======== Information supplied

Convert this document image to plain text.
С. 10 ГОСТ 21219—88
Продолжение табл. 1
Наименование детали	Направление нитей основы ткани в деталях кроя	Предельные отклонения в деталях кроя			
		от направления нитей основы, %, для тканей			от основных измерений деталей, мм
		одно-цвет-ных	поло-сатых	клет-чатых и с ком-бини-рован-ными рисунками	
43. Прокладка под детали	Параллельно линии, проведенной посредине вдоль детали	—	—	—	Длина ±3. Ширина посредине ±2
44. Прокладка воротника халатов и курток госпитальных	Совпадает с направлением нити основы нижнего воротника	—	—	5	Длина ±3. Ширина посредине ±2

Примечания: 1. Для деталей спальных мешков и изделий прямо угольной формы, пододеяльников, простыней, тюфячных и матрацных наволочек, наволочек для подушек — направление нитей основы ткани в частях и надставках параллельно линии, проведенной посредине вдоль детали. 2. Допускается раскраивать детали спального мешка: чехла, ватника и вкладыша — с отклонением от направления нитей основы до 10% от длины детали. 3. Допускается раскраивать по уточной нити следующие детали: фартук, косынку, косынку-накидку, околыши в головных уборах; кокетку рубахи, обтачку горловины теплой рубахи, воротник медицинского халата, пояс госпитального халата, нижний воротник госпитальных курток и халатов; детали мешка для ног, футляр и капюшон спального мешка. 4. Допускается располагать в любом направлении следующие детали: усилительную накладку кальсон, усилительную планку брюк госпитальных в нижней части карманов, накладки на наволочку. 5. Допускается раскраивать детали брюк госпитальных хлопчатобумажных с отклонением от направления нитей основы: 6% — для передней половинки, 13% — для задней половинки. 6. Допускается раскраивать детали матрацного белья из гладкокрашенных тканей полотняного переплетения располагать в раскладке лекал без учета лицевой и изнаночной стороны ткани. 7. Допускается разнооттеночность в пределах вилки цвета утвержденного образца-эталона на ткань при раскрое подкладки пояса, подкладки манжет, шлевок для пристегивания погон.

================

## Written problem
Find all lines where the word "Длина" appears. Copy them.

## Task result
43. Прокладка под детали	Параллельно линии, проведенной посредине вдоль детали	—	—	—	Длина ±3. Ширина посредине ±2
44. Прокладка воротника халатов и курток госпитальных	Совпадает с направлением нити основы нижнего воротника	—	—	5	Длина ±3. Ширина посредине ±2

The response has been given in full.